Supplied records:
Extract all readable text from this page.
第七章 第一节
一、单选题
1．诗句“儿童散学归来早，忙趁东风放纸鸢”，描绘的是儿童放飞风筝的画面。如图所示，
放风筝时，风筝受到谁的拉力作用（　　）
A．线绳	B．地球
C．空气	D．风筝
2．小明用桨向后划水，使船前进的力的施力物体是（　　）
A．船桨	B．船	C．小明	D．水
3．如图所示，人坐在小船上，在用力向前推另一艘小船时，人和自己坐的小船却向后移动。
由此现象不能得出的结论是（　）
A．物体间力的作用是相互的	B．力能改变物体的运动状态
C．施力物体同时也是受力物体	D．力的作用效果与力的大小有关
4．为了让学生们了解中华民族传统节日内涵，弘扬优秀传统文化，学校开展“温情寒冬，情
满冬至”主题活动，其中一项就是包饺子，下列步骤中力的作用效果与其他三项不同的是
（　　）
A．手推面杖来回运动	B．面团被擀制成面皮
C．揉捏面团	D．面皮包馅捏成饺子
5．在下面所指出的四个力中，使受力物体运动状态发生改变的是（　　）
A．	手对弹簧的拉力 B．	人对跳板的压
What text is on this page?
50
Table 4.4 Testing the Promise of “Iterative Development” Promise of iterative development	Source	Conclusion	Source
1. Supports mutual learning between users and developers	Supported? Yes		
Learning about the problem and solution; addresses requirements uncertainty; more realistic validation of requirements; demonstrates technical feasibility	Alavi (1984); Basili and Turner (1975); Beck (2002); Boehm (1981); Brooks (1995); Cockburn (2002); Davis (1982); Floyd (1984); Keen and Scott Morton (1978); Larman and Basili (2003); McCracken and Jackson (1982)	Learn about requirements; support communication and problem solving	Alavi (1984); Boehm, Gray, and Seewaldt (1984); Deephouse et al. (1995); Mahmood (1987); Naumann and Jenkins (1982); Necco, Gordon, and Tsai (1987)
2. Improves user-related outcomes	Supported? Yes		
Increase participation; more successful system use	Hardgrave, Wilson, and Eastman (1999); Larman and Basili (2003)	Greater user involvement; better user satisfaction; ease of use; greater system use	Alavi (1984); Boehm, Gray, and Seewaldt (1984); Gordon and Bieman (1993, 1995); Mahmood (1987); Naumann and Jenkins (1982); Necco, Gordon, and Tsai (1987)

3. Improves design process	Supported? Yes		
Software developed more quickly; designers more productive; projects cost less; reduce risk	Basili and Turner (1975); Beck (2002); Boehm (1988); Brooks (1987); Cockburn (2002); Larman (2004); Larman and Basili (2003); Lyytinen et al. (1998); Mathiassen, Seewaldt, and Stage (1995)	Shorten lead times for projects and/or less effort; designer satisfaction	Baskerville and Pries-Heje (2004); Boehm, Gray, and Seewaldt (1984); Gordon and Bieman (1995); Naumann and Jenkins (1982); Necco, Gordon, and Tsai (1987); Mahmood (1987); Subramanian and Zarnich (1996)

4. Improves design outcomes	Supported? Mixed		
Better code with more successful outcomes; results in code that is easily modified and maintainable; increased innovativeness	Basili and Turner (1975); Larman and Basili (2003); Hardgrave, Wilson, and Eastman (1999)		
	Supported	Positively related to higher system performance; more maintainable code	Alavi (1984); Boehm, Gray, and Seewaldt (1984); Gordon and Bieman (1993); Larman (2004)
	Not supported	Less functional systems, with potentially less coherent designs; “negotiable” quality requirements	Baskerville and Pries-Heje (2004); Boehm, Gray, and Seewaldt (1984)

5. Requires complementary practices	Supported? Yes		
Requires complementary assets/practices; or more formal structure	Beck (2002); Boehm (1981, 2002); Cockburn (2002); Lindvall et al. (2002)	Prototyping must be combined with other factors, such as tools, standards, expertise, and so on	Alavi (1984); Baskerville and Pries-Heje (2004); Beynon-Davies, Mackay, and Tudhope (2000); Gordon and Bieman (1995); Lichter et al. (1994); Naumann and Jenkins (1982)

Objective: Extract all the entries word for word.

Solution to this problem:
Extract all readable text from this page.
第七章 第一节
一、单选题
1．诗句“儿童散学归来早，忙趁东风放纸鸢”，描绘的是儿童放飞风筝的画面。如图所示，
放风筝时，风筝受到谁的拉力作用（　　）
A．线绳	B．地球
C．空气	D．风筝
2．小明用桨向后划水，使船前进的力的施力物体是（　　）
A．船桨	B．船	C．小明	D．水
3．如图所示，人坐在小船上，在用力向前推另一艘小船时，人和自己坐的小船却向后移动。
由此现象不能得出的结论是（　）
A．物体间力的作用是相互的	B．力能改变物体的运动状态
C．施力物体同时也是受力物体	D．力的作用效果与力的大小有关
4．为了让学生们了解中华民族传统节日内涵，弘扬优秀传统文化，学校开展“温情寒冬，情
满冬至”主题活动，其中一项就是包饺子，下列步骤中力的作用效果与其他三项不同的是
（　　）
A．手推面杖来回运动	B．面团被擀制成面皮
C．揉捏面团	D．面皮包馅捏成饺子
5．在下面所指出的四个力中，使受力物体运动状态发生改变的是（　　）
A．	手对弹簧的拉力 B．	人对跳板的压
What text is on this page?
50
Table 4.4 Testing the Promise of “Iterative Development” Promise of iterative development	Source	Conclusion	Source
1. Supports mutual learning between users and developers	Supported? Yes		
Learning about the problem and solution; addresses requirements uncertainty; more realistic validation of requirements; demonstrates technical feasibility	Alavi (1984); Basili and Turner (1975); Beck (2002); Boehm (1981); Brooks (1995); Cockburn (2002); Davis (1982); Floyd (1984); Keen and Scott Morton (1978); Larman and Basili (2003); McCracken and Jackson (1982)	Learn about requirements; support communication and problem solving	Alavi (1984); Boehm, Gray, and Seewaldt (1984); Deephouse et al. (1995); Mahmood (1987); Naumann and Jenkins (1982); Necco, Gordon, and Tsai (1987)
2. Improves user-related outcomes	Supported? Yes		
Increase participation; more successful system use	Hardgrave, Wilson, and Eastman (1999); Larman and Basili (2003)	Greater user involvement; better user satisfaction; ease of use; greater system use	Alavi (1984); Boehm, Gray, and Seewaldt (1984); Gordon and Bieman (1993, 1995); Mahmood (1987); Naumann and Jenkins (1982); Necco, Gordon, and Tsai (1987)

3. Improves design process	Supported? Yes		
Software developed more quickly; designers more productive; projects cost less; reduce risk	Basili and Turner (1975); Beck (2002); Boehm (1988); Brooks (1987); Cockburn (2002); Larman (2004); Larman and Basili (2003); Lyytinen et al. (1998); Mathiassen, Seewaldt, and Stage (1995)	Shorten lead times for projects and/or less effort; designer satisfaction	Baskerville and Pries-Heje (2004); Boehm, Gray, and Seewaldt (1984); Gordon and Bieman (1995); Naumann and Jenkins (1982); Necco, Gordon, and Tsai (1987); Mahmood (1987); Subramanian and Zarnich (1996)

4. Improves design outcomes	Supported? Mixed		
Better code with more successful outcomes; results in code that is easily modified and maintainable; increased innovativeness	Basili and Turner (1975); Larman and Basili (2003); Hardgrave, Wilson, and Eastman (1999)		
	Supported	Positively related to higher system performance; more maintainable code	Alavi (1984); Boehm, Gray, and Seewaldt (1984); Gordon and Bieman (1993); Larman (2004)
	Not supported	Less functional systems, with potentially less coherent designs; “negotiable” quality requirements	Baskerville and Pries-Heje (2004); Boehm, Gray, and Seewaldt (1984)

5. Requires complementary practices	Supported? Yes		
Requires complementary assets/practices; or more formal structure	Beck (2002); Boehm (1981, 2002); Cockburn (2002); Lindvall et al. (2002)	Prototyping must be combined with other factors, such as tools, standards, expertise, and so on	Alavi (1984); Baskerville and Pries-Heje (2004); Beynon-Davies, Mackay, and Tudhope (2000); Gordon and Bieman (1995); Lichter et al. (1994); Naumann and Jenkins (1982)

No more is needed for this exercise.